*WRITTEN INSTRUCTION*: Your task is to print all of the data word for word.

Records from a dataset:

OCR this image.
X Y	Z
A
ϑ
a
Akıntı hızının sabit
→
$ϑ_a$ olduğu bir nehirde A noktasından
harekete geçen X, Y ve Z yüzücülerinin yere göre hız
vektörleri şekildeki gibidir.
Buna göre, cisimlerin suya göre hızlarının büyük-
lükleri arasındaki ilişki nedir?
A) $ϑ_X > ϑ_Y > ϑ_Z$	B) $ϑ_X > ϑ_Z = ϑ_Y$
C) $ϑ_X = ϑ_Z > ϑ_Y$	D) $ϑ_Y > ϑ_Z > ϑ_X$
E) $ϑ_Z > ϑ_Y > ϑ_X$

*THE COMPLETED TASK*:
OCR this image.
X Y	Z
A
ϑ
a
Akıntı hızının sabit
→
$ϑ_a$ olduğu bir nehirde A noktasından
harekete geçen X, Y ve Z yüzücülerinin yere göre hız
vektörleri şekildeki gibidir.
Buna göre, cisimlerin suya göre hızlarının büyük-
lükleri arasındaki ilişki nedir?
A) $ϑ_X > ϑ_Y > ϑ_Z$	B) $ϑ_X > ϑ_Z = ϑ_Y$
C) $ϑ_X = ϑ_Z > ϑ_Y$	D) $ϑ_Y > ϑ_Z > ϑ_X$
E) $ϑ_Z > ϑ_Y > ϑ_X$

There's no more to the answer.